>>>>

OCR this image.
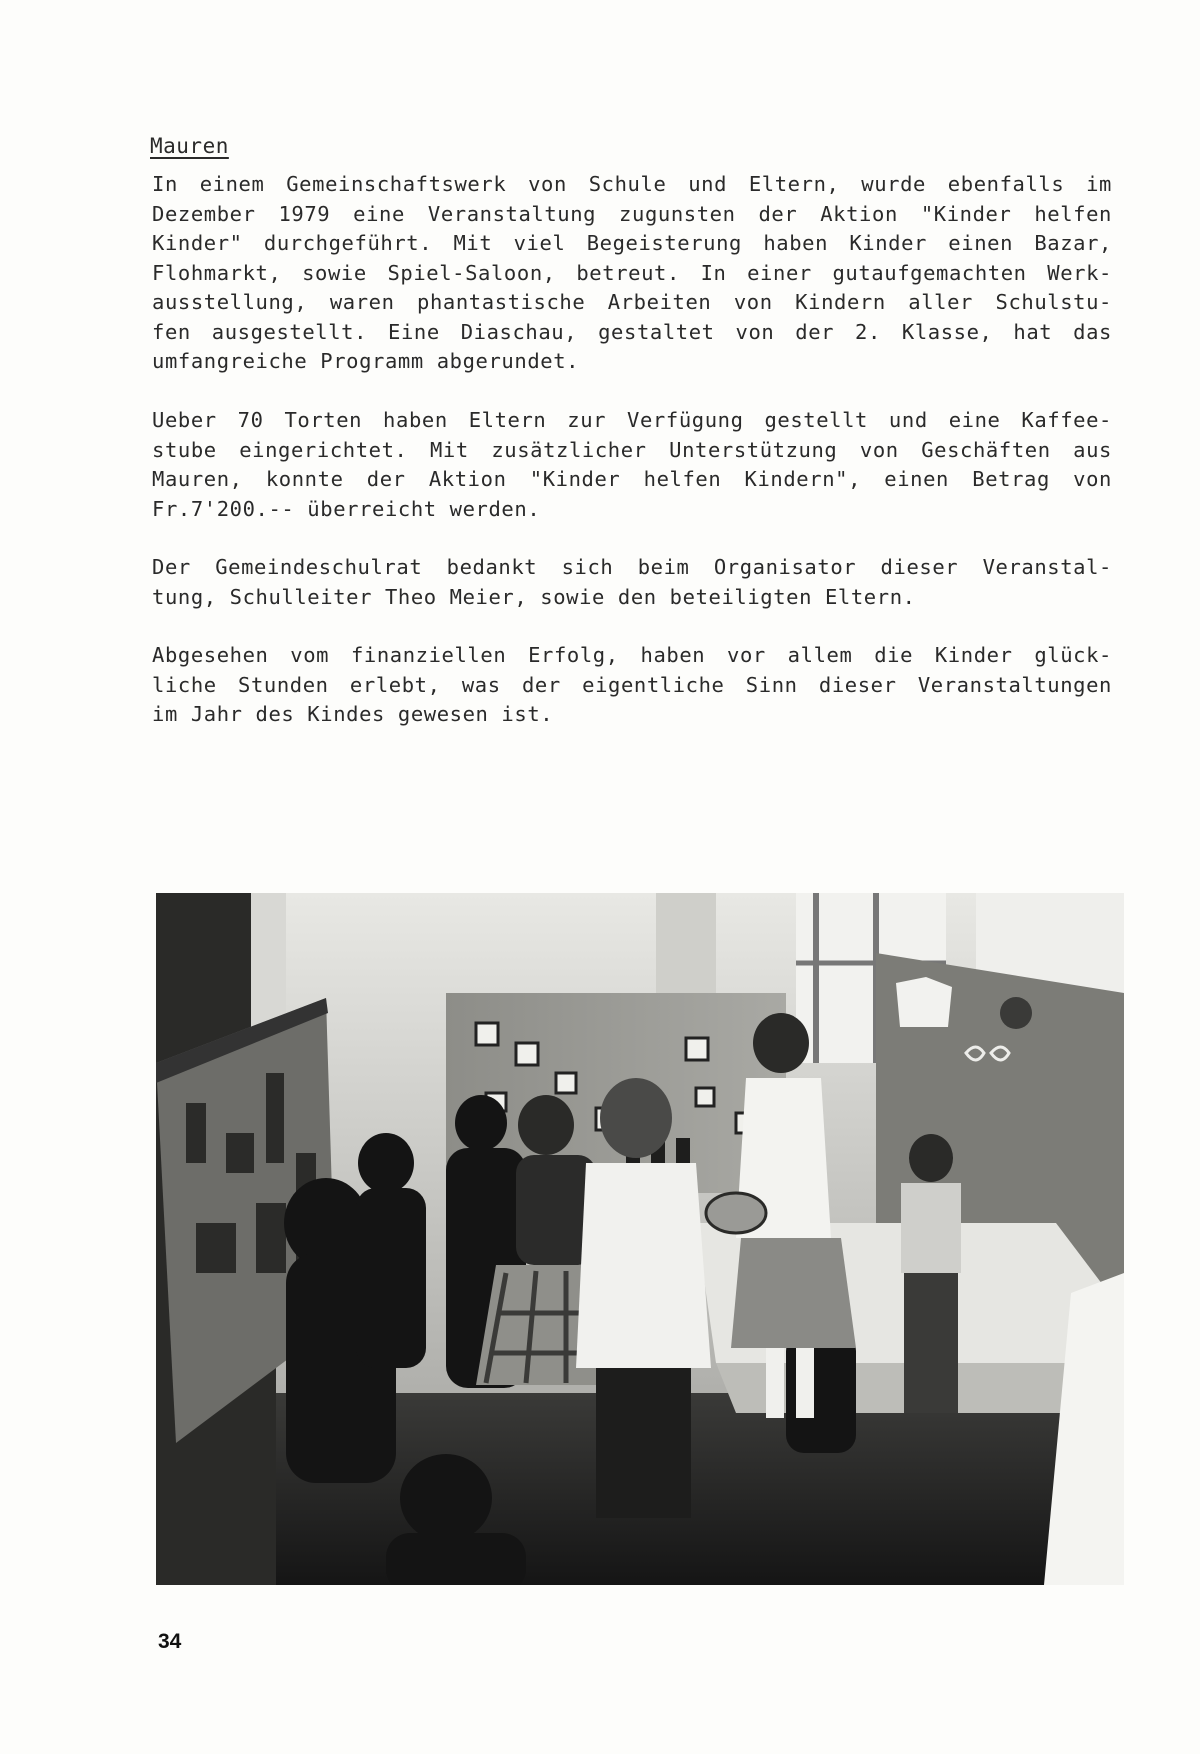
Mauren

In einem Gemeinschaftswerk von Schule und Eltern, wurde ebenfalls im
Dezember 1979 eine Veranstaltung zugunsten der Aktion "Kinder helfen
Kinder" durchgeführt. Mit viel Begeisterung haben Kinder einen Bazar,
Flohmarkt, sowie Spiel-Saloon, betreut. In einer gutaufgemachten Werk-
ausstellung, waren phantastische Arbeiten von Kindern aller Schulstu-
fen ausgestellt. Eine Diaschau, gestaltet von der 2. Klasse, hat das
umfangreiche Programm abgerundet.

Ueber 70 Torten haben Eltern zur Verfügung gestellt und eine Kaffee-
stube eingerichtet. Mit zusätzlicher Unterstützung von Geschäften aus
Mauren, konnte der Aktion "Kinder helfen Kindern", einen Betrag von
Fr.7'200.-- überreicht werden.

Der Gemeindeschulrat bedankt sich beim Organisator dieser Veranstal-
tung, Schulleiter Theo Meier, sowie den beteiligten Eltern.

Abgesehen vom finanziellen Erfolg, haben vor allem die Kinder glück-
liche Stunden erlebt, was der eigentliche Sinn dieser Veranstaltungen
im Jahr des Kindes gewesen ist.

34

<<<<

(Exercise details): Repeat all of the records verbatim, leaving out the pictures.

(Task response):
OCR this image.
Mauren

In einem Gemeinschaftswerk von Schule und Eltern, wurde ebenfalls im
Dezember 1979 eine Veranstaltung zugunsten der Aktion "Kinder helfen
Kinder" durchgeführt. Mit viel Begeisterung haben Kinder einen Bazar,
Flohmarkt, sowie Spiel-Saloon, betreut. In einer gutaufgemachten Werk-
ausstellung, waren phantastische Arbeiten von Kindern aller Schulstu-
fen ausgestellt. Eine Diaschau, gestaltet von der 2. Klasse, hat das
umfangreiche Programm abgerundet.

Ueber 70 Torten haben Eltern zur Verfügung gestellt und eine Kaffee-
stube eingerichtet. Mit zusätzlicher Unterstützung von Geschäften aus
Mauren, konnte der Aktion "Kinder helfen Kindern", einen Betrag von
Fr.7'200.-- überreicht werden.

Der Gemeindeschulrat bedankt sich beim Organisator dieser Veranstal-
tung, Schulleiter Theo Meier, sowie den beteiligten Eltern.

Abgesehen vom finanziellen Erfolg, haben vor allem die Kinder glück-
liche Stunden erlebt, was der eigentliche Sinn dieser Veranstaltungen
im Jahr des Kindes gewesen ist.

34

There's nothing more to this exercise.